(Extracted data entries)
* start *

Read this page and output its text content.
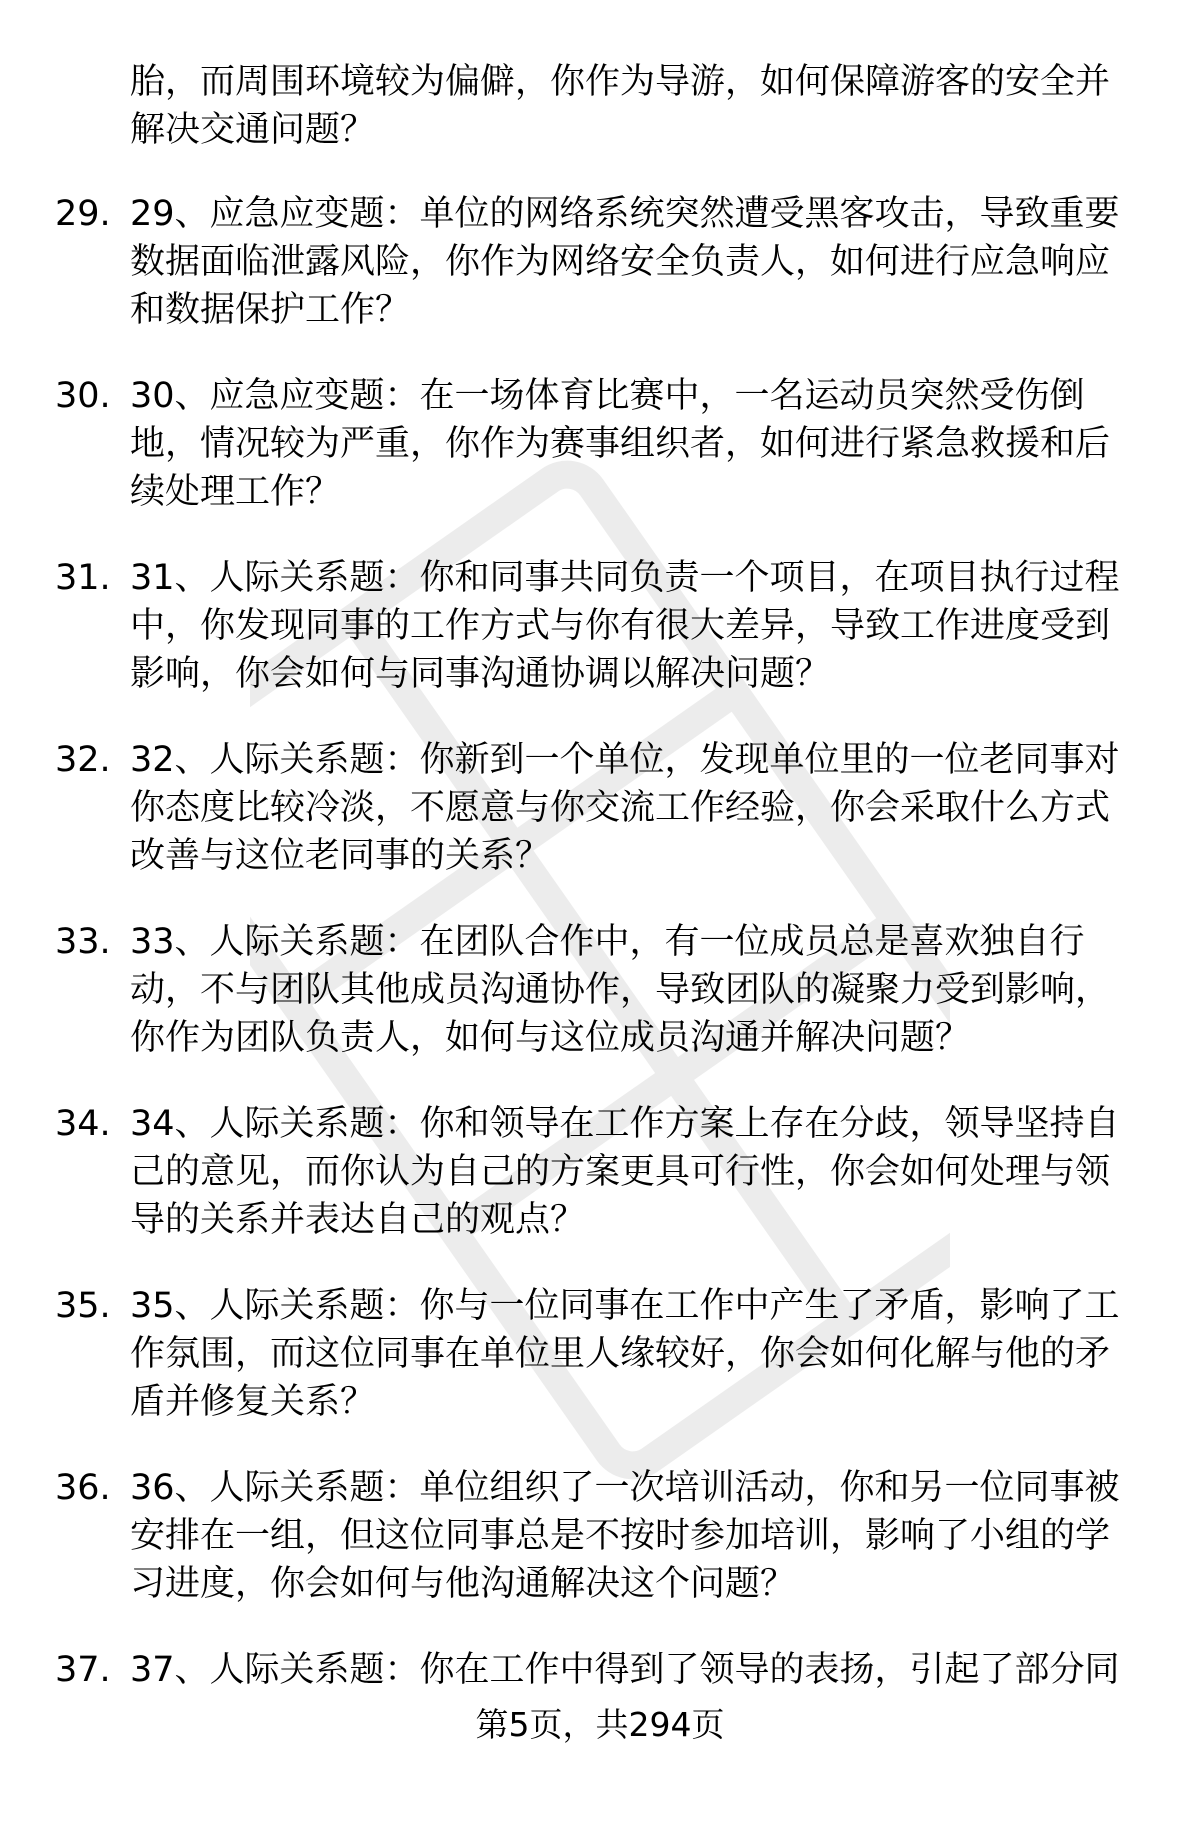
胎，而周围环境较为偏僻，你作为导游，如何保障游客的安全并解决交通问题？
29. 29、应急应变题：单位的网络系统突然遭受黑客攻击，导致重要数据面临泄露风险，你作为网络安全负责人，如何进行应急响应和数据保护工作？
30. 30、应急应变题：在一场体育比赛中，一名运动员突然受伤倒地，情况较为严重，你作为赛事组织者，如何进行紧急救援和后续处理工作？
31. 31、人际关系题：你和同事共同负责一个项目，在项目执行过程中，你发现同事的工作方式与你有很大差异，导致工作进度受到影响，你会如何与同事沟通协调以解决问题？
32. 32、人际关系题：你新到一个单位，发现单位里的一位老同事对你态度比较冷淡，不愿意与你交流工作经验，你会采取什么方式改善与这位老同事的关系？
33. 33、人际关系题：在团队合作中，有一位成员总是喜欢独自行动，不与团队其他成员沟通协作，导致团队的凝聚力受到影响，你作为团队负责人，如何与这位成员沟通并解决问题？
34. 34、人际关系题：你和领导在工作方案上存在分歧，领导坚持自己的意见，而你认为自己的方案更具可行性，你会如何处理与领导的关系并表达自己的观点？
35. 35、人际关系题：你与一位同事在工作中产生了矛盾，影响了工作氛围，而这位同事在单位里人缘较好，你会如何化解与他的矛盾并修复关系？
36. 36、人际关系题：单位组织了一次培训活动，你和另一位同事被安排在一组，但这位同事总是不按时参加培训，影响了小组的学习进度，你会如何与他沟通解决这个问题？
37. 37、人际关系题：你在工作中得到了领导的表扬，引起了部分同
第5页，共294页
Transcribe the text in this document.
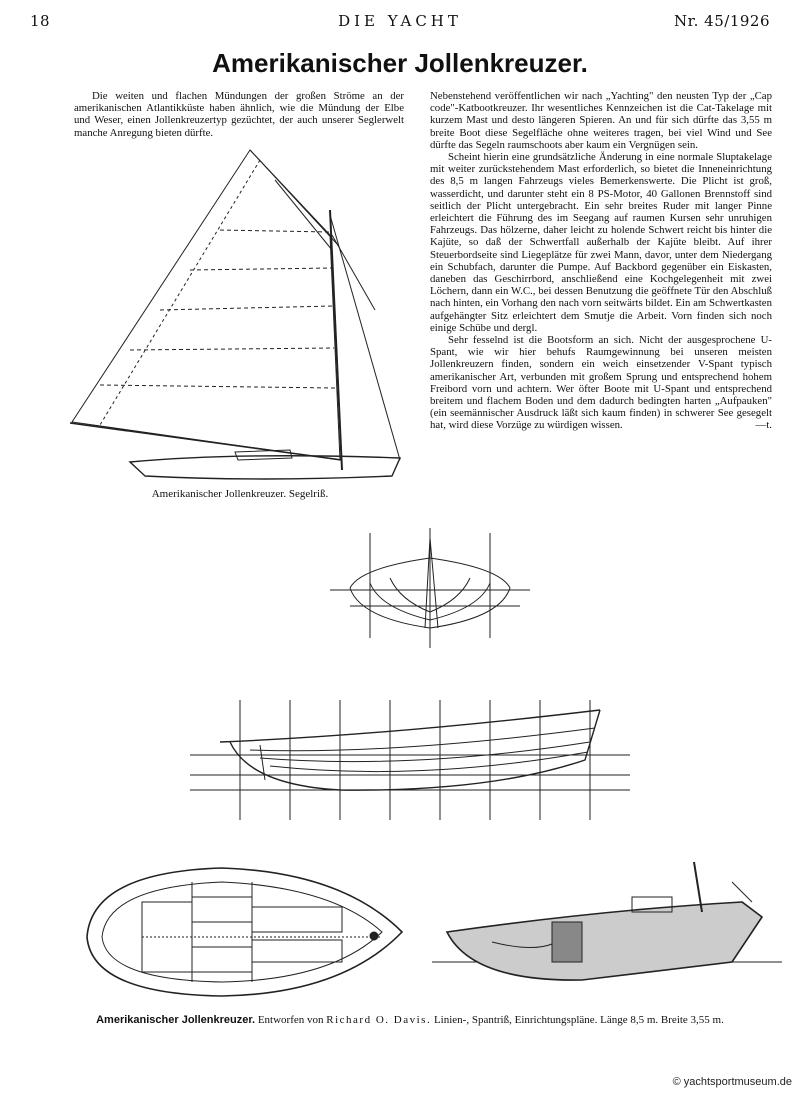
18	DIE YACHT	Nr. 45/1926
Amerikanischer Jollenkreuzer.

Die weiten und flachen Mündungen der großen Ströme an der amerikanischen Atlantikküste haben ähnlich, wie die Mündung der Elbe und Weser, einen Jollenkreuzertyp gezüchtet, der auch unserer Seglerwelt manche Anregung bieten dürfte.

Nebenstehend veröffentlichen wir nach „Yachting" den neusten Typ der „Cap code"-Katbootkreuzer. Ihr wesentliches Kennzeichen ist die Cat-Takelage mit kurzem Mast und desto längeren Spieren. An und für sich dürfte das 3,55 m breite Boot diese Segelfläche ohne weiteres tragen, bei viel Wind und See dürfte das Segeln raumschoots aber kaum ein Vergnügen sein.

Scheint hierin eine grundsätzliche Änderung in eine normale Sluptakelage mit weiter zurückstehendem Mast erforderlich, so bietet die Inneneinrichtung des 8,5 m langen Fahrzeugs vieles Bemerkenswerte. Die Plicht ist groß, wasserdicht, und darunter steht ein 8 PS-Motor, 40 Gallonen Brennstoff sind seitlich der Plicht untergebracht. Ein sehr breites Ruder mit langer Pinne erleichtert die Führung des im Seegang auf raumen Kursen sehr unruhigen Fahrzeugs. Das hölzerne, daher leicht zu holende Schwert reicht bis hinter die Kajüte, so daß der Schwertfall außerhalb der Kajüte bleibt. Auf ihrer Steuerbordseite sind Liegeplätze für zwei Mann, davor, unter dem Niedergang ein Schubfach, darunter die Pumpe. Auf Backbord gegenüber ein Eiskasten, daneben das Geschirrbord, anschließend eine Kochgelegenheit mit zwei Löchern, dann ein W.C., bei dessen Benutzung die geöffnete Tür den Abschluß nach hinten, ein Vorhang den nach vorn seitwärts bildet. Ein am Schwertkasten aufgehängter Sitz erleichtert dem Smutje die Arbeit. Vorn finden sich noch einige Schübe und dergl.

Sehr fesselnd ist die Bootsform an sich. Nicht der ausgesprochene U-Spant, wie wir hier behufs Raumgewinnung bei unseren meisten Jollenkreuzern finden, sondern ein weich einsetzender V-Spant typisch amerikanischer Art, verbunden mit großem Sprung und entsprechend hohem Freibord vorn und achtern. Wer öfter Boote mit U-Spant und entsprechend breitem und flachem Boden und dem dadurch bedingten harten „Aufpauken" (ein seemännischer Ausdruck läßt sich kaum finden) in schwerer See gesegelt hat, wird diese Vorzüge zu würdigen wissen.	—t.

Amerikanischer Jollenkreuzer. Segelriß.
Amerikanischer Jollenkreuzer. Entworfen von Richard O. Davis. Linien-, Spantriß, Einrichtungspläne. Länge 8,5 m. Breite 3,55 m.
© yachtsportmuseum.de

* end *

▸ Directive: Pick out the lines containing the word "this" and show them.

▸ Task response:
Read this page and output its text content.
Transcribe the text in this document.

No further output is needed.